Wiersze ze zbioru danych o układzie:
____

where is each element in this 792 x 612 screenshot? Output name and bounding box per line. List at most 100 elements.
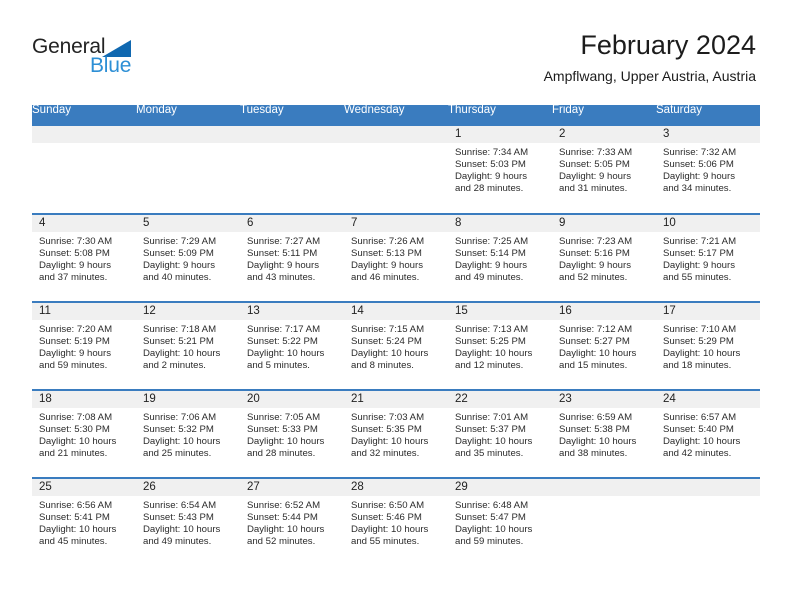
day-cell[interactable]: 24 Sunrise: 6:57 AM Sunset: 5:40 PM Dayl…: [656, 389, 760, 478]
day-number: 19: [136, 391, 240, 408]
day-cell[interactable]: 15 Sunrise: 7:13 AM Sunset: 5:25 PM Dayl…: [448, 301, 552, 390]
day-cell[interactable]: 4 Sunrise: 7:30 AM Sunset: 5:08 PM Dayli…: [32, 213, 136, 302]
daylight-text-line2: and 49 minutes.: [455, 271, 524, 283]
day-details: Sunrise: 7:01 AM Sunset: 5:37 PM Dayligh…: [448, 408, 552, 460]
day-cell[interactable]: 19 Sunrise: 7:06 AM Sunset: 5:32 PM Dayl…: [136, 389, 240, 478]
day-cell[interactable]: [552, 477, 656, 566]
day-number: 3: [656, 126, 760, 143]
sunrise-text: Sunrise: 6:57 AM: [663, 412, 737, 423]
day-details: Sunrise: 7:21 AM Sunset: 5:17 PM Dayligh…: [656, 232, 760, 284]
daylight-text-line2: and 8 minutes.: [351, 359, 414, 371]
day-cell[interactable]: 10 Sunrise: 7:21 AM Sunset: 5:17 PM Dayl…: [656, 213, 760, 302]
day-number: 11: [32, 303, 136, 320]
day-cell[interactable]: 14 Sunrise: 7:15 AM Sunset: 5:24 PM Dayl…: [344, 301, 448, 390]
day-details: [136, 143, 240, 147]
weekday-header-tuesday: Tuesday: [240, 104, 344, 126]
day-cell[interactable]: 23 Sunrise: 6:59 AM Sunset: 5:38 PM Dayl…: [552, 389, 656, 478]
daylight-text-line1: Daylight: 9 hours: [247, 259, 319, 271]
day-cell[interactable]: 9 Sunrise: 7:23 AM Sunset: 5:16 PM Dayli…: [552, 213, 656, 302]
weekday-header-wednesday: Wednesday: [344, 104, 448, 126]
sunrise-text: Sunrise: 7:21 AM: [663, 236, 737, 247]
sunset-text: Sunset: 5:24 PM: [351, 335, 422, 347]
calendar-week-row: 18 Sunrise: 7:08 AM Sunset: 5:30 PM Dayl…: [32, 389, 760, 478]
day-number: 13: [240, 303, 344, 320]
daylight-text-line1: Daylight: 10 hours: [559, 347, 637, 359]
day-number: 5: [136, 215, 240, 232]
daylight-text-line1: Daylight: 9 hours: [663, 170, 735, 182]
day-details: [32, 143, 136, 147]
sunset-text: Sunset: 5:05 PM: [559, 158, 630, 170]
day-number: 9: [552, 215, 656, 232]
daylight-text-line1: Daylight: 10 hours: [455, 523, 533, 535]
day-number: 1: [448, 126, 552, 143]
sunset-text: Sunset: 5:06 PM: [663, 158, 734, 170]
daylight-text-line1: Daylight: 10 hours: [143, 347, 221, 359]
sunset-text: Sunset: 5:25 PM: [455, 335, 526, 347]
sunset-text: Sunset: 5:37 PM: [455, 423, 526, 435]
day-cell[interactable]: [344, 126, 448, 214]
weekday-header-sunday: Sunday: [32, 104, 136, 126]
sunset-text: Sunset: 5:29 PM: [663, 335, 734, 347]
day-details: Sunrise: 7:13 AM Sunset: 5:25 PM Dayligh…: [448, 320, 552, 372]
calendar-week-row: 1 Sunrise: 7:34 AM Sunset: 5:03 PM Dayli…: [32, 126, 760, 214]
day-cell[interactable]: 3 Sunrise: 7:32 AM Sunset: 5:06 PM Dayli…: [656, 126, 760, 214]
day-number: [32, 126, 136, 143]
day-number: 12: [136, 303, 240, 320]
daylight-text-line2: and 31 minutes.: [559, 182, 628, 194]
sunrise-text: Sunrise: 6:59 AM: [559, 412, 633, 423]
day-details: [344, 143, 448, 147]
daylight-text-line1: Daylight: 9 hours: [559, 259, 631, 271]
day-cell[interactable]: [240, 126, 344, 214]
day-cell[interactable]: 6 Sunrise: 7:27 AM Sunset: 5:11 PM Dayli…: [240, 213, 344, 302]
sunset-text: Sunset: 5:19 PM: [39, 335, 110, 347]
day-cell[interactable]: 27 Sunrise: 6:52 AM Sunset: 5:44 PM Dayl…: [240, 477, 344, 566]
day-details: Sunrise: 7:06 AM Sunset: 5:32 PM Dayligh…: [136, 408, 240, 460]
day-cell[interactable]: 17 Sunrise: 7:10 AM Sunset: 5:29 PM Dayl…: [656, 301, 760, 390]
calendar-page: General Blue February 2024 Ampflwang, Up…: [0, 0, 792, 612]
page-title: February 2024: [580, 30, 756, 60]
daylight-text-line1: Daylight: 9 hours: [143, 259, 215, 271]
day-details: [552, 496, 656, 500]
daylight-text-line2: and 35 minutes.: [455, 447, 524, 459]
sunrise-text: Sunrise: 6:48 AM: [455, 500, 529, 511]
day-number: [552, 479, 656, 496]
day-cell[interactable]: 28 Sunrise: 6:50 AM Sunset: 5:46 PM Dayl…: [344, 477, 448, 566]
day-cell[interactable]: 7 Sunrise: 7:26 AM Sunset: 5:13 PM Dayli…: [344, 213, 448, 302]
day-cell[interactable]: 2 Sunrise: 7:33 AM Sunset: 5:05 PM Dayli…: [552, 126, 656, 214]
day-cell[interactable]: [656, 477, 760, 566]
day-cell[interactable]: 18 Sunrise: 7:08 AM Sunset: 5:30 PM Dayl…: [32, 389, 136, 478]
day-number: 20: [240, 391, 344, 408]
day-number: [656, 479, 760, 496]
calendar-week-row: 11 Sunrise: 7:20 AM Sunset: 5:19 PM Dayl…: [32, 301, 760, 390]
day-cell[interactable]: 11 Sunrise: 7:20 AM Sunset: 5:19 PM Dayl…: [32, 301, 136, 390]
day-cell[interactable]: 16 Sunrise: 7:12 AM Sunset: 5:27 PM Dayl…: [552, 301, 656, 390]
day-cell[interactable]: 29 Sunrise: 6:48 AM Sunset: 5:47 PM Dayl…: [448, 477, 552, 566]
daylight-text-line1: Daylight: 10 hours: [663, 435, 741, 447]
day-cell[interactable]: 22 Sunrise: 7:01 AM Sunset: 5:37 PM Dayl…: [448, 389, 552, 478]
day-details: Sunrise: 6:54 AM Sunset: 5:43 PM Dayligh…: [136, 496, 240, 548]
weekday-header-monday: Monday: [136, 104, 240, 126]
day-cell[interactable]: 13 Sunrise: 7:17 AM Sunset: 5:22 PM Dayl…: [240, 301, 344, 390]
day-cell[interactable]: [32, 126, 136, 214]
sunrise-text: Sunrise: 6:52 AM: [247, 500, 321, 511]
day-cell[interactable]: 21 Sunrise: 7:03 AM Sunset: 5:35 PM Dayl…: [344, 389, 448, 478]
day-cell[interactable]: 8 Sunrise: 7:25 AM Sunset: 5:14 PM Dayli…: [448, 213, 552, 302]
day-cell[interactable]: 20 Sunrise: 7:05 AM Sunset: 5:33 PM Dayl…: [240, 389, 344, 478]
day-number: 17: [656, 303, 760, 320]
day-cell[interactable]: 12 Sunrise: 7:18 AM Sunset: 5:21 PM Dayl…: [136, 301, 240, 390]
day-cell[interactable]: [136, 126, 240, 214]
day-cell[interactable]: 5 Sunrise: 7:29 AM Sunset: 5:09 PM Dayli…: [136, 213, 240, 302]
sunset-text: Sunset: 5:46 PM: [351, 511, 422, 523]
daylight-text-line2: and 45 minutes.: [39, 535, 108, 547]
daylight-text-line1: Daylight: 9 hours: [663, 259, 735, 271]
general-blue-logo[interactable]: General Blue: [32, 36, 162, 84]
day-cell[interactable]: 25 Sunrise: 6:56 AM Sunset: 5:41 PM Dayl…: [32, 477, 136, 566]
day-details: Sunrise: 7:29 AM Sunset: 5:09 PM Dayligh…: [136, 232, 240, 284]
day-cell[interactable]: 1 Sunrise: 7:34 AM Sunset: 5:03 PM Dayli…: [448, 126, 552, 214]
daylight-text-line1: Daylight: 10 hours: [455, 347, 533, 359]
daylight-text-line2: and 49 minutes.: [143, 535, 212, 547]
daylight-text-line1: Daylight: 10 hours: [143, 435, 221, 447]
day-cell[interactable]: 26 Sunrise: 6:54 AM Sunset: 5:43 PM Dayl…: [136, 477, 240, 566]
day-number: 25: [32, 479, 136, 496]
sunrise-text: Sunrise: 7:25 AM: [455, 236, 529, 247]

____

Wypisz bez żadnych zmian wiersze, zaczynając od tego, w którym jest „day-cell[interactable]: 24 Sunrise: 6:57”, i kończąc na tym, w którym jest „daylight-text-line2: and 49 minutes.: [455, 271, 524, 283]”. Oba te wiersze też się liczą.

Odpowiedź poniżej:
day-cell[interactable]: 24 Sunrise: 6:57 AM Sunset: 5:40 PM Dayl…: [656, 389, 760, 478]
day-number: 19: [136, 391, 240, 408]
day-cell[interactable]: 15 Sunrise: 7:13 AM Sunset: 5:25 PM Dayl…: [448, 301, 552, 390]
day-cell[interactable]: 4 Sunrise: 7:30 AM Sunset: 5:08 PM Dayli…: [32, 213, 136, 302]
daylight-text-line2: and 49 minutes.: [455, 271, 524, 283]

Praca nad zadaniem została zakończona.